> _Task instructions_:
Copy out every line of the data exactly.

[Entries with figure data]
□ □ □ □ □ □ □
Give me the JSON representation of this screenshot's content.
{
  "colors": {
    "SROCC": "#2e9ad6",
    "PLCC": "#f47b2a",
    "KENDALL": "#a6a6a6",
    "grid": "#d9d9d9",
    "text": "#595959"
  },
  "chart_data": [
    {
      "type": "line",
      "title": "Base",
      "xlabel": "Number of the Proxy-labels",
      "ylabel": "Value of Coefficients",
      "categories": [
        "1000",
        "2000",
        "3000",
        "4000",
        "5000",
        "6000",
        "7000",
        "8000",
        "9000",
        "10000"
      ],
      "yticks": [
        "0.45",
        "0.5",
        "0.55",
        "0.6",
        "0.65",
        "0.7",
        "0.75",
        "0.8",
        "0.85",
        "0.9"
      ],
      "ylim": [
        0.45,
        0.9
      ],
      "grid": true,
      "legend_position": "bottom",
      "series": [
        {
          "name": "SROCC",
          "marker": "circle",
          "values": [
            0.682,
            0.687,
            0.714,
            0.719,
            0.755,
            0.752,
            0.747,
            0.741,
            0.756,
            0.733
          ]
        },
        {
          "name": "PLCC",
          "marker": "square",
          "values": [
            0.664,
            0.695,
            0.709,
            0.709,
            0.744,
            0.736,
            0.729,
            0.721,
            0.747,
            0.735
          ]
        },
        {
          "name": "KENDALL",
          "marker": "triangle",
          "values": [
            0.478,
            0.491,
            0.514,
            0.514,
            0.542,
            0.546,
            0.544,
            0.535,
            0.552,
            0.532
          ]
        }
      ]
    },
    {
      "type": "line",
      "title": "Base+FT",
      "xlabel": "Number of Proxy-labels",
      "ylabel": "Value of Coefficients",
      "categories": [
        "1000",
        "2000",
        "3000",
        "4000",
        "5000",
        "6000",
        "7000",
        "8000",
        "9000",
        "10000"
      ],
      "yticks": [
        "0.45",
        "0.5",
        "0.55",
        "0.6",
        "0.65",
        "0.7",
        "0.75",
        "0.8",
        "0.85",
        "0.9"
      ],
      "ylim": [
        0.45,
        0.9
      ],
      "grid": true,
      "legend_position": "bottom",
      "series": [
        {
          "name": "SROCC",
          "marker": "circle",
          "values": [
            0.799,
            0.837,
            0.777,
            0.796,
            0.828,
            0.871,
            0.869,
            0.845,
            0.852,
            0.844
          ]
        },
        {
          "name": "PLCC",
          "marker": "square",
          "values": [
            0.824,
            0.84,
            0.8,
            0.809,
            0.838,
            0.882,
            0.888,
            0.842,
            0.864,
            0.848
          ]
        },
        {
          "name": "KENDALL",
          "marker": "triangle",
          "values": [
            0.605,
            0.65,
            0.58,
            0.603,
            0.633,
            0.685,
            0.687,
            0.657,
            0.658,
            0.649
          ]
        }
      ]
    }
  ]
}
□ □ □ □ □ □ □
> _Result for this exercise_:
Give me the JSON representation of this screenshot's content.
{
  "colors": {
    "SROCC": "#2e9ad6",
    "PLCC": "#f47b2a",
    "KENDALL": "#a6a6a6",
    "grid": "#d9d9d9",
    "text": "#595959"
  },
  "chart_data": [
    {
      "type": "line",
      "title": "Base",
      "xlabel": "Number of the Proxy-labels",
      "ylabel": "Value of Coefficients",
      "categories": [
        "1000",
        "2000",
        "3000",
        "4000",
        "5000",
        "6000",
        "7000",
        "8000",
        "9000",
        "10000"
      ],
      "yticks": [
        "0.45",
        "0.5",
        "0.55",
        "0.6",
        "0.65",
        "0.7",
        "0.75",
        "0.8",
        "0.85",
        "0.9"
      ],
      "ylim": [
        0.45,
        0.9
      ],
      "grid": true,
      "legend_position": "bottom",
      "series": [
        {
          "name": "SROCC",
          "marker": "circle",
          "values": [
            0.682,
            0.687,
            0.714,
            0.719,
            0.755,
            0.752,
            0.747,
            0.741,
            0.756,
            0.733
          ]
        },
        {
          "name": "PLCC",
          "marker": "square",
          "values": [
            0.664,
            0.695,
            0.709,
            0.709,
            0.744,
            0.736,
            0.729,
            0.721,
            0.747,
            0.735
          ]
        },
        {
          "name": "KENDALL",
          "marker": "triangle",
          "values": [
            0.478,
            0.491,
            0.514,
            0.514,
            0.542,
            0.546,
            0.544,
            0.535,
            0.552,
            0.532
          ]
        }
      ]
    },
    {
      "type": "line",
      "title": "Base+FT",
      "xlabel": "Number of Proxy-labels",
      "ylabel": "Value of Coefficients",
      "categories": [
        "1000",
        "2000",
        "3000",
        "4000",
        "5000",
        "6000",
        "7000",
        "8000",
        "9000",
        "10000"
      ],
      "yticks": [
        "0.45",
        "0.5",
        "0.55",
        "0.6",
        "0.65",
        "0.7",
        "0.75",
        "0.8",
        "0.85",
        "0.9"
      ],
      "ylim": [
        0.45,
        0.9
      ],
      "grid": true,
      "legend_position": "bottom",
      "series": [
        {
          "name": "SROCC",
          "marker": "circle",
          "values": [
            0.799,
            0.837,
            0.777,
            0.796,
            0.828,
            0.871,
            0.869,
            0.845,
            0.852,
            0.844
          ]
        },
        {
          "name": "PLCC",
          "marker": "square",
          "values": [
            0.824,
            0.84,
            0.8,
            0.809,
            0.838,
            0.882,
            0.888,
            0.842,
            0.864,
            0.848
          ]
        },
        {
          "name": "KENDALL",
          "marker": "triangle",
          "values": [
            0.605,
            0.65,
            0.58,
            0.603,
            0.633,
            0.685,
            0.687,
            0.657,
            0.658,
            0.649
          ]
        }
      ]
    }
  ]
}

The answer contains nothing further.